- Directions
Report, as a bare number, how many lines hold "that".

- The records
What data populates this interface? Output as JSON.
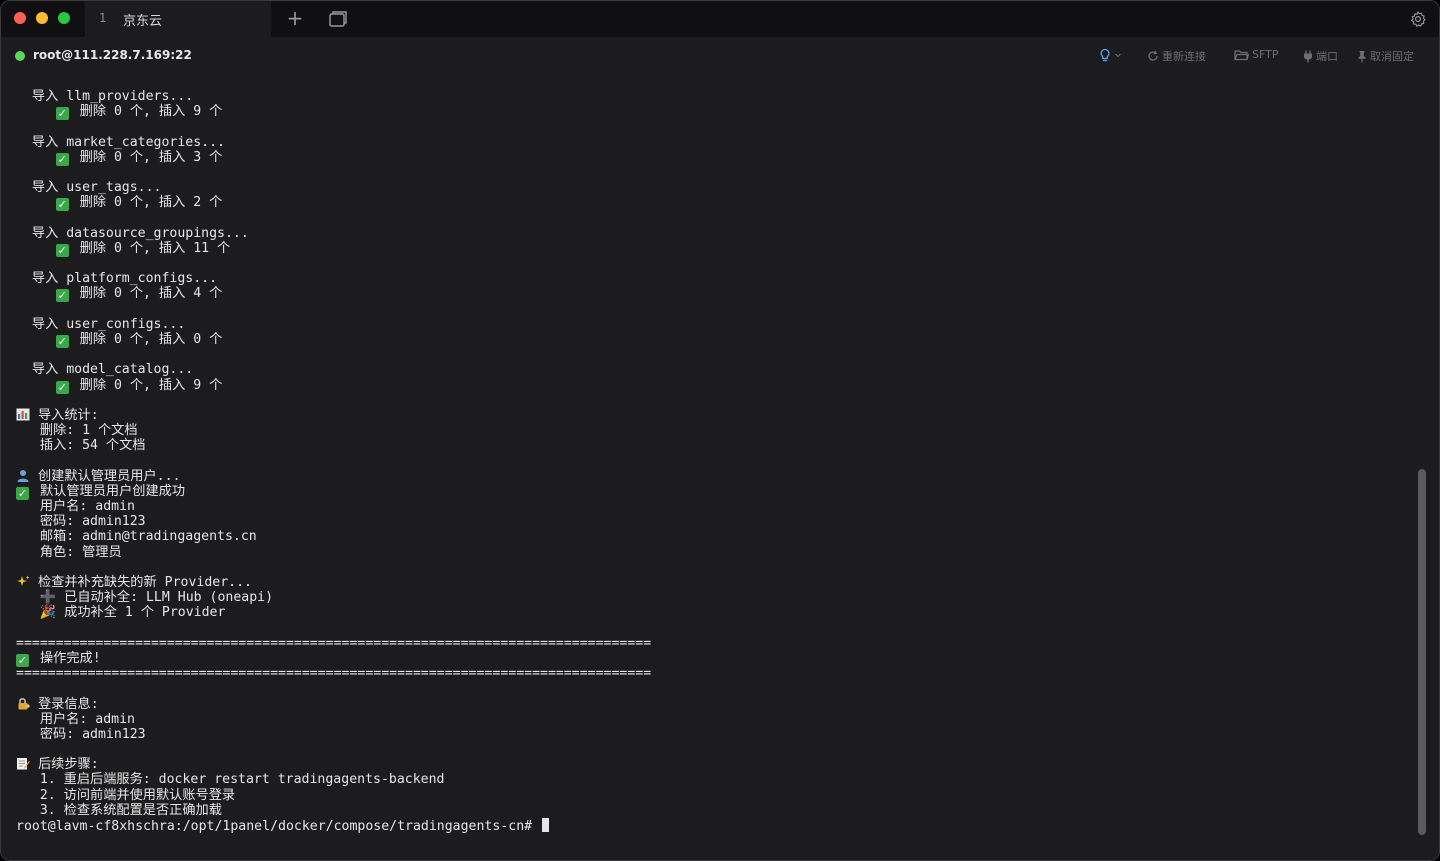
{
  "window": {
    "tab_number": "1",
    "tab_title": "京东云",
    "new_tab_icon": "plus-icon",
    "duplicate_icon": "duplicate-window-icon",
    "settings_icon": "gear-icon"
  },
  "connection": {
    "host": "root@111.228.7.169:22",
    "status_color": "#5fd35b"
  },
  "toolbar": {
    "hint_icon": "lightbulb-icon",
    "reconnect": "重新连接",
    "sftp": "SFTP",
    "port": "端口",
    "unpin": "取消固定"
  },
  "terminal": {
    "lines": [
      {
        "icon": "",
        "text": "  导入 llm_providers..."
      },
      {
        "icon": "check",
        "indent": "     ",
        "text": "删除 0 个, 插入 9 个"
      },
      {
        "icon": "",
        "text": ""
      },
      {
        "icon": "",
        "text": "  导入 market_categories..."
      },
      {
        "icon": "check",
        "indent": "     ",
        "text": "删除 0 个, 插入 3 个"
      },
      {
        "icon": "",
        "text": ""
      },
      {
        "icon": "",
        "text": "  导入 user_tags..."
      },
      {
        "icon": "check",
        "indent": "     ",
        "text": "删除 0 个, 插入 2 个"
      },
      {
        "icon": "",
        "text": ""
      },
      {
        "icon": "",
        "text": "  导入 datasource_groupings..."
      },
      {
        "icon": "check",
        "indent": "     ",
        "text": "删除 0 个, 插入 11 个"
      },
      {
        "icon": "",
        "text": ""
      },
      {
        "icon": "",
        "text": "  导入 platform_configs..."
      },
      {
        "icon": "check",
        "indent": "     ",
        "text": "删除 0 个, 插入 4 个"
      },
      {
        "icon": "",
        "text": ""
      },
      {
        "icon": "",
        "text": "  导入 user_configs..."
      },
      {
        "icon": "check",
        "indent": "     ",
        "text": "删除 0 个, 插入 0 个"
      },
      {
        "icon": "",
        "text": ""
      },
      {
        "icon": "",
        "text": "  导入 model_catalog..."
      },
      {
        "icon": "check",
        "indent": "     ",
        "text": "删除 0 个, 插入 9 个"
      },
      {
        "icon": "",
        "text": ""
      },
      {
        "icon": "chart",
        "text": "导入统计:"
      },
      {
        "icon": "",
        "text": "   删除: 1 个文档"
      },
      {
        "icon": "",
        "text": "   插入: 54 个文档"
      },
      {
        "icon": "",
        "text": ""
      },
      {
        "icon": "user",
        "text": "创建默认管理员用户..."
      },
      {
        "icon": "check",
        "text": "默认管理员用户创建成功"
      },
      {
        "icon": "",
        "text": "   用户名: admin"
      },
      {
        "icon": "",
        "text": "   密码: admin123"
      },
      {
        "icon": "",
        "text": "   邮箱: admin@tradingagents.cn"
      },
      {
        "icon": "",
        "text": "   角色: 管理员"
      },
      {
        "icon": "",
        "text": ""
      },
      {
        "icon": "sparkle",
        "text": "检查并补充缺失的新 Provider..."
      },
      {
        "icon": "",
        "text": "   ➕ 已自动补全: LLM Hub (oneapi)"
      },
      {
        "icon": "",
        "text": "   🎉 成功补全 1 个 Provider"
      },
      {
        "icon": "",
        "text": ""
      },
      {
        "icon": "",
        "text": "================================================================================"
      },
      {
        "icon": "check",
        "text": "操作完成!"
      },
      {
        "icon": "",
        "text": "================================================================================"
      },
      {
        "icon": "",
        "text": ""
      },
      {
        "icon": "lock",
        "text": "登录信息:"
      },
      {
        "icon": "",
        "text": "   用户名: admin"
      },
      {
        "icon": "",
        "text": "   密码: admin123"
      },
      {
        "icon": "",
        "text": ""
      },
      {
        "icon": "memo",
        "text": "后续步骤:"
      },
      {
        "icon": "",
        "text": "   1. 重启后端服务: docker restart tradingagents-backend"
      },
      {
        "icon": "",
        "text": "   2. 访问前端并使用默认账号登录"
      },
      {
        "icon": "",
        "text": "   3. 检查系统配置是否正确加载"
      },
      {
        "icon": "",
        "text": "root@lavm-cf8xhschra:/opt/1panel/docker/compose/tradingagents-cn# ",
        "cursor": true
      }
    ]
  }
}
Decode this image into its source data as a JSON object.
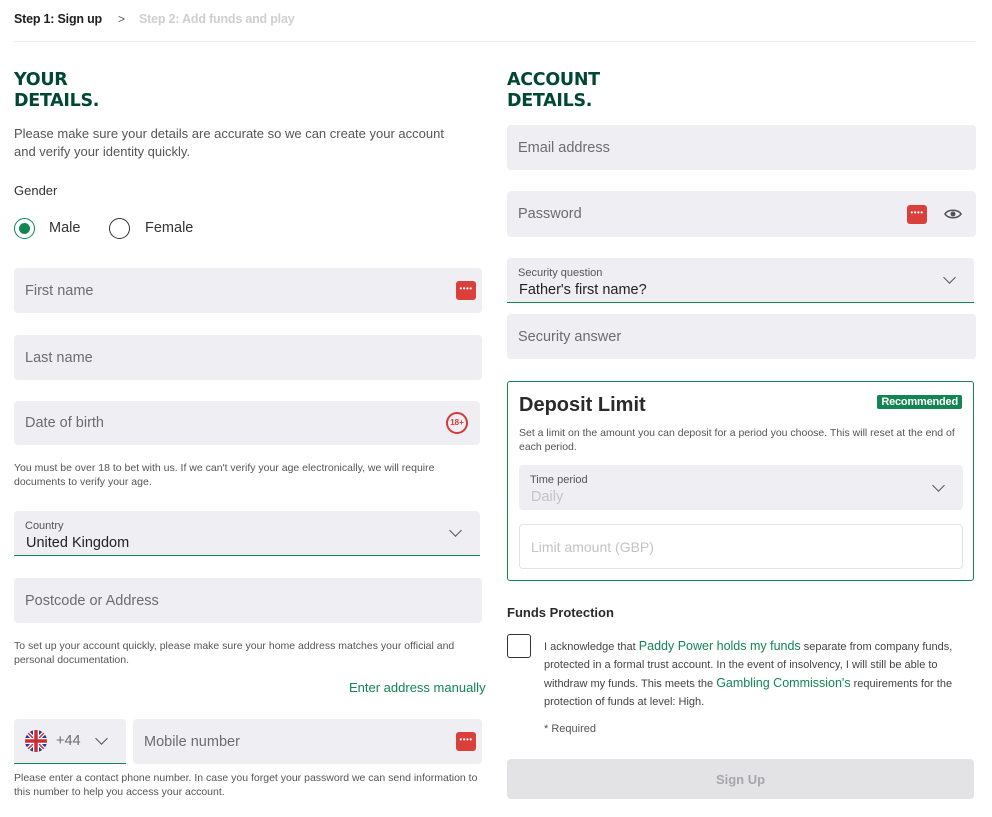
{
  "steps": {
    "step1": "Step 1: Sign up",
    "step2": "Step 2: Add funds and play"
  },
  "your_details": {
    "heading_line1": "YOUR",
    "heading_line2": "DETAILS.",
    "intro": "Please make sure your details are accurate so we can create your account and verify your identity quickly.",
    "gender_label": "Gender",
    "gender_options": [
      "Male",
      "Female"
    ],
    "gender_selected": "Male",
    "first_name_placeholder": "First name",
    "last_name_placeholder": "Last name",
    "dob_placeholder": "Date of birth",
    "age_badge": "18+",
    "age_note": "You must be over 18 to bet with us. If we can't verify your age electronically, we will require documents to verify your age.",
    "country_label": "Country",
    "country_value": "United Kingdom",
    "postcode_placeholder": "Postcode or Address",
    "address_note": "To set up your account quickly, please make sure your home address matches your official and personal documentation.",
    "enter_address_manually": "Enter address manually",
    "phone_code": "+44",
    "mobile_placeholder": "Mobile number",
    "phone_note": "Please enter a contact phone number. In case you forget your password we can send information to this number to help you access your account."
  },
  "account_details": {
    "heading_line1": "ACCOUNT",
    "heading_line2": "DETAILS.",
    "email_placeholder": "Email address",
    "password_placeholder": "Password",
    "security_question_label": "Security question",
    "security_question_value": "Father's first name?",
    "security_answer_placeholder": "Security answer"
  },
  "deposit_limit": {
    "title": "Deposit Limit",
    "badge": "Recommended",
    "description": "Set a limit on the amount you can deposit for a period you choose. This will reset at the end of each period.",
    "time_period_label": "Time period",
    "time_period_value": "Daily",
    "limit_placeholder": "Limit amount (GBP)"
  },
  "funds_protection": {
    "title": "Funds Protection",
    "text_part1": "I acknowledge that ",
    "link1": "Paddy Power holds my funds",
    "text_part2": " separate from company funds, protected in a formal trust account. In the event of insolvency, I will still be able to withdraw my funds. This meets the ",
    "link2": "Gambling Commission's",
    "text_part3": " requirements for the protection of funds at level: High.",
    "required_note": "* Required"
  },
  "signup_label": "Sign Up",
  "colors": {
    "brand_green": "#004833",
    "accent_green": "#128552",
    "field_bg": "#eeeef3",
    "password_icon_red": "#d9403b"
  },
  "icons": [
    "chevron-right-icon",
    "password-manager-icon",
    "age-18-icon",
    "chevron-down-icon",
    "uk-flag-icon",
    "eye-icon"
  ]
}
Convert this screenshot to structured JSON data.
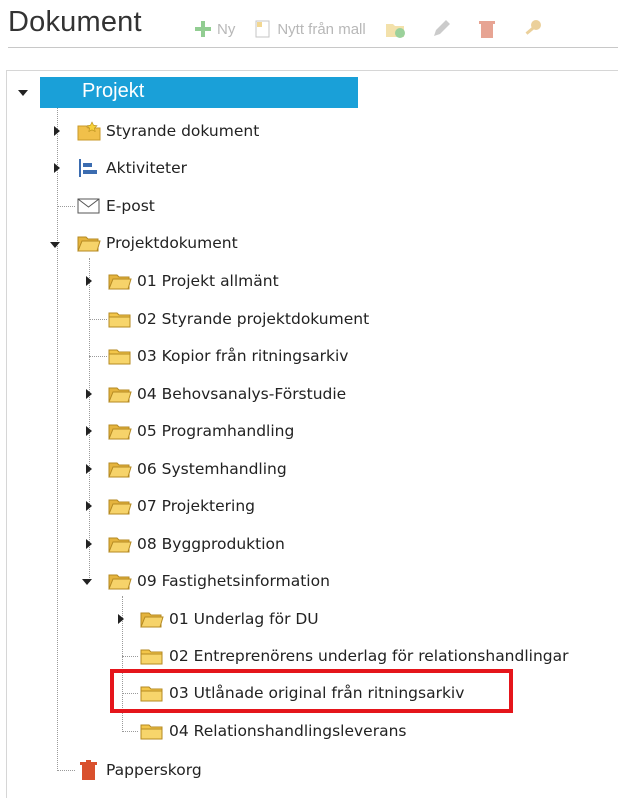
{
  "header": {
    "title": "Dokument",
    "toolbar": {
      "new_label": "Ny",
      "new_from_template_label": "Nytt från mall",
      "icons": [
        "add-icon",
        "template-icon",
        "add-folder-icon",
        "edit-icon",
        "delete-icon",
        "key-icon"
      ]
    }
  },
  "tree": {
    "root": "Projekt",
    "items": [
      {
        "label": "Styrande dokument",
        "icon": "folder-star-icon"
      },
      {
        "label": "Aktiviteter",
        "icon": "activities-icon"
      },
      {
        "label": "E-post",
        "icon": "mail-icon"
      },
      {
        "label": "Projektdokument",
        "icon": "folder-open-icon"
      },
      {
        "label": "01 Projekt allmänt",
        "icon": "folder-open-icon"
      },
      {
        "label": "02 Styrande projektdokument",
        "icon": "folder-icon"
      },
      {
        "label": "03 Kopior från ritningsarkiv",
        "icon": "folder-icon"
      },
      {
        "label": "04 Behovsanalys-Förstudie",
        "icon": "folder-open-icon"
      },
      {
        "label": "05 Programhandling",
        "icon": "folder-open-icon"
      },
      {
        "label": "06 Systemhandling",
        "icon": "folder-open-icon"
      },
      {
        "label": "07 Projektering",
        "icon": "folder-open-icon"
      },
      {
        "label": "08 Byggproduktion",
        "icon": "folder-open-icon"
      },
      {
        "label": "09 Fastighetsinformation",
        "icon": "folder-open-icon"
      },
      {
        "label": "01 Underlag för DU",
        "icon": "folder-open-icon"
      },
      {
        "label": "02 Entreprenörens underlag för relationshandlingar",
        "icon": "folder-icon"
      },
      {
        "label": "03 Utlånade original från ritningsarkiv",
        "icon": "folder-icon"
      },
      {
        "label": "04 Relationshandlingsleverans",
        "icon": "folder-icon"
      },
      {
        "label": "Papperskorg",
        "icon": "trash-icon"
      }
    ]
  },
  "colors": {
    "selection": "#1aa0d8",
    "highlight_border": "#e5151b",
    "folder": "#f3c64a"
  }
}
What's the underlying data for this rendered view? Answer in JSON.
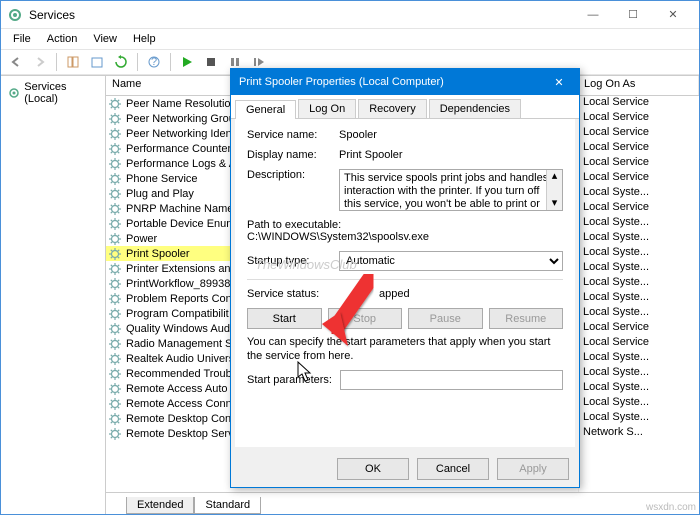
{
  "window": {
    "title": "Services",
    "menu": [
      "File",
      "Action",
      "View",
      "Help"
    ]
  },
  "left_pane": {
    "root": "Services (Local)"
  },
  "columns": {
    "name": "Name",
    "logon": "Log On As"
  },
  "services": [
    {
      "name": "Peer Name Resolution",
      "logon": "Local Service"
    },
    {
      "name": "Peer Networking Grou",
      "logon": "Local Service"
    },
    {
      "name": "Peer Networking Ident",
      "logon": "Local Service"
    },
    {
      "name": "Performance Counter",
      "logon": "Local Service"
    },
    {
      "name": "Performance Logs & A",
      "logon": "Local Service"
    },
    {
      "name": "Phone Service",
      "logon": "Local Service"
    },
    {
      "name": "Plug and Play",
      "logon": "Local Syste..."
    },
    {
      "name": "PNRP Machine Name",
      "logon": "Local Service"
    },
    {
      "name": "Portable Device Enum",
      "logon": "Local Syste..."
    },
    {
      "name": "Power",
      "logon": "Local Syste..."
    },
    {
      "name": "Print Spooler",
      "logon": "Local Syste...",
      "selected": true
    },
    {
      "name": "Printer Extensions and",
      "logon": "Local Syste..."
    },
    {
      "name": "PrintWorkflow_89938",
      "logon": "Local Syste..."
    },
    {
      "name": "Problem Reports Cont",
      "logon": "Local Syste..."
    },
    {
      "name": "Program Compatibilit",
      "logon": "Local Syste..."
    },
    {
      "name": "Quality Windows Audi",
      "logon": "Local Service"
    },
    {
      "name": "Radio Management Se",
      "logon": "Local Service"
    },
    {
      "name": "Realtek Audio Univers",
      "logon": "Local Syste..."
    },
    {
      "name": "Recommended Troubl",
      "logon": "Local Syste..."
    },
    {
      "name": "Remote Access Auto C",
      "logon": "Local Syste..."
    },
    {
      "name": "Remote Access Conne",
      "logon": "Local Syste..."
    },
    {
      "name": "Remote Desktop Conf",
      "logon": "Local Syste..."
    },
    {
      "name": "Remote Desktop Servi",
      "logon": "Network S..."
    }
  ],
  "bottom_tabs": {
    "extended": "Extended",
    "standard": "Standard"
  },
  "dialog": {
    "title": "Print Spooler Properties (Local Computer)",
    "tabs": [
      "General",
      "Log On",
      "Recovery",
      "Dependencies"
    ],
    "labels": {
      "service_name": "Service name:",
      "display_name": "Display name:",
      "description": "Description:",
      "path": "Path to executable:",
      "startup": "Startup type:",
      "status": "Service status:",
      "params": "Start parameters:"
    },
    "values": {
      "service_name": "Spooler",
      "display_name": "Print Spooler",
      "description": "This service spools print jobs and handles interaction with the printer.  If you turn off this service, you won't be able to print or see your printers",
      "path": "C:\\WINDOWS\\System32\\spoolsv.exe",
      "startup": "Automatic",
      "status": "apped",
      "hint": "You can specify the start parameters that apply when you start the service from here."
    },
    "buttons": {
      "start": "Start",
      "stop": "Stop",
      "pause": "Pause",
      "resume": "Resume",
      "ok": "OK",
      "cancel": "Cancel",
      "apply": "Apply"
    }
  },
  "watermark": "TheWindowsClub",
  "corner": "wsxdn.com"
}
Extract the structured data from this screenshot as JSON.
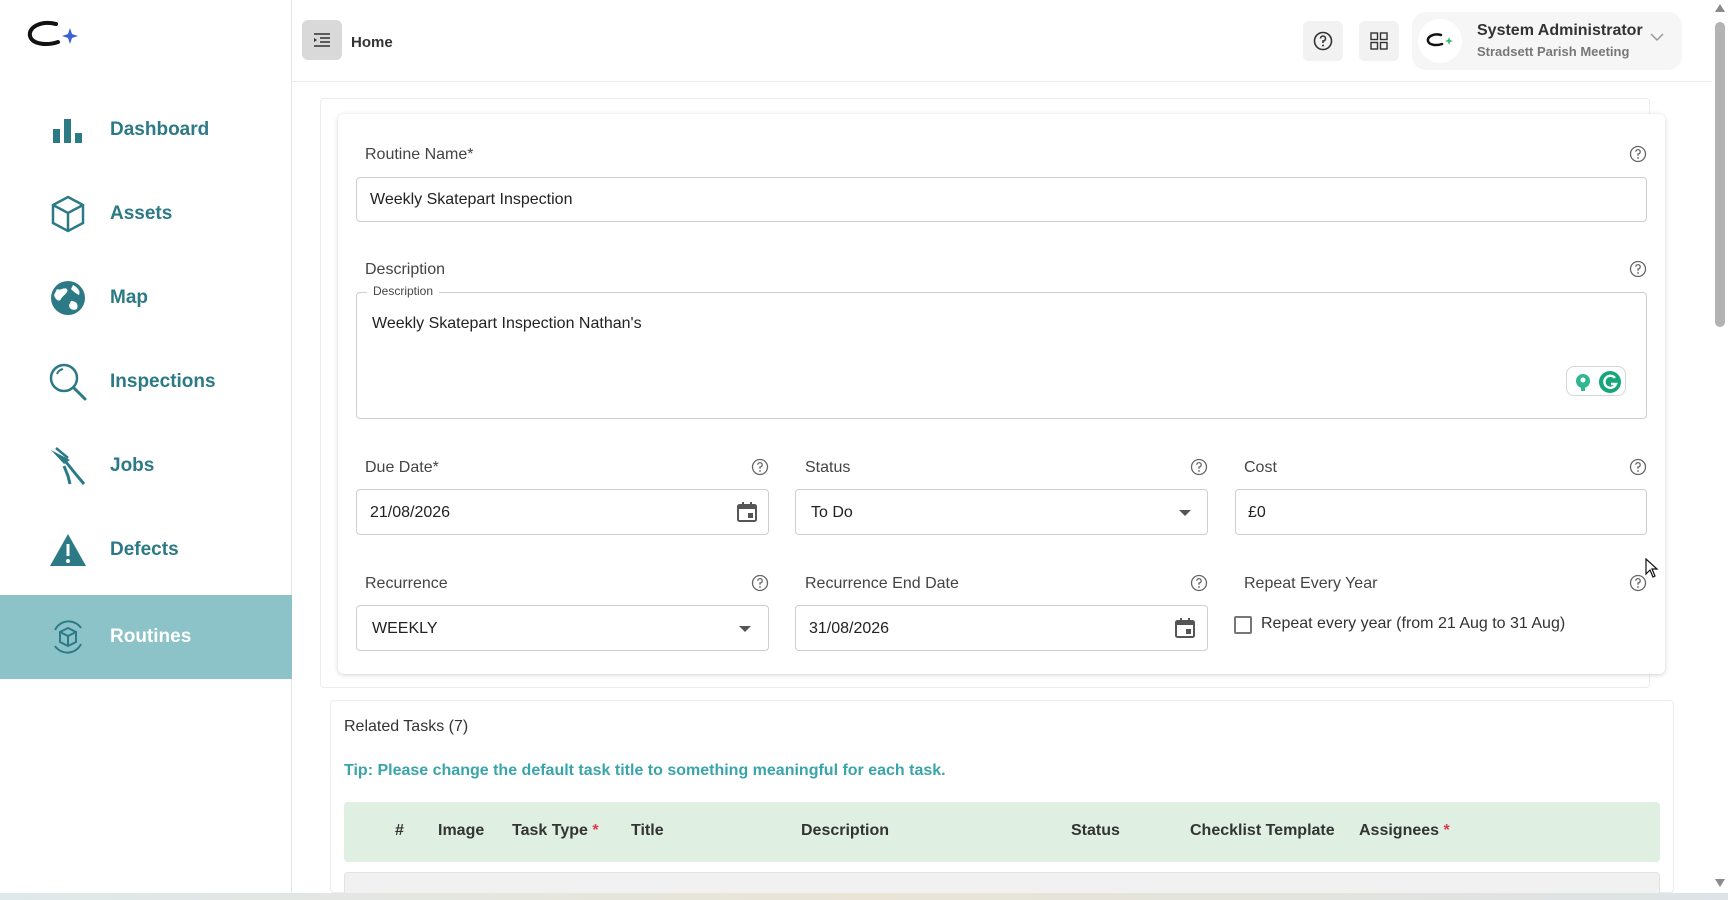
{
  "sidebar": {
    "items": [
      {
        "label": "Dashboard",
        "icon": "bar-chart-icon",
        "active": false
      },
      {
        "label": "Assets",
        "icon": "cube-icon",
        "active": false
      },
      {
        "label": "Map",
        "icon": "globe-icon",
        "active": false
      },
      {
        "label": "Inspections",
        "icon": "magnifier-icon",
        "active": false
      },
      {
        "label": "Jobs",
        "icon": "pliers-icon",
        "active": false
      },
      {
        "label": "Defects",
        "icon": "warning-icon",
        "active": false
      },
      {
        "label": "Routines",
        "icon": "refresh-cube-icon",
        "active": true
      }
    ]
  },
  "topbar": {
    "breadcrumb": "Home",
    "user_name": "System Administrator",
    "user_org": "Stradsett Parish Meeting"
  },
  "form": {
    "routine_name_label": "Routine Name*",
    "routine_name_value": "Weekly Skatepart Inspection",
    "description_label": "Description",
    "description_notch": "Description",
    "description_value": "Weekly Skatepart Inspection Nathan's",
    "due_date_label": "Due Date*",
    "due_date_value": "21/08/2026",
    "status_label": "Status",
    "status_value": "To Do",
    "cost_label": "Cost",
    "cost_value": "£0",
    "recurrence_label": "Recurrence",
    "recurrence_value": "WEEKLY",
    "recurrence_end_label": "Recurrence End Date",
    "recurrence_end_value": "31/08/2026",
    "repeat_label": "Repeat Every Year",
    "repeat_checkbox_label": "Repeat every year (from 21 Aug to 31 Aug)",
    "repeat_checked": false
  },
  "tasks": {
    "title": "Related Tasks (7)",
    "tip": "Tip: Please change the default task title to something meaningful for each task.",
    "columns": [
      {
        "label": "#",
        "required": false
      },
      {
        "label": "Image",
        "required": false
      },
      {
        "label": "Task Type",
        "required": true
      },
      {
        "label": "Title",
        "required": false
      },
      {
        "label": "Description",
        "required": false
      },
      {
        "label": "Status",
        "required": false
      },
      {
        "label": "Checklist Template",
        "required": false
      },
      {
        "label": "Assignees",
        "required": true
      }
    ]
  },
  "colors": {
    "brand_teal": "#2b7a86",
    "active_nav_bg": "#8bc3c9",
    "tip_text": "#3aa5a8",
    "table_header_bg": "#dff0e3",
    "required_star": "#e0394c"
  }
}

- Exercise result
2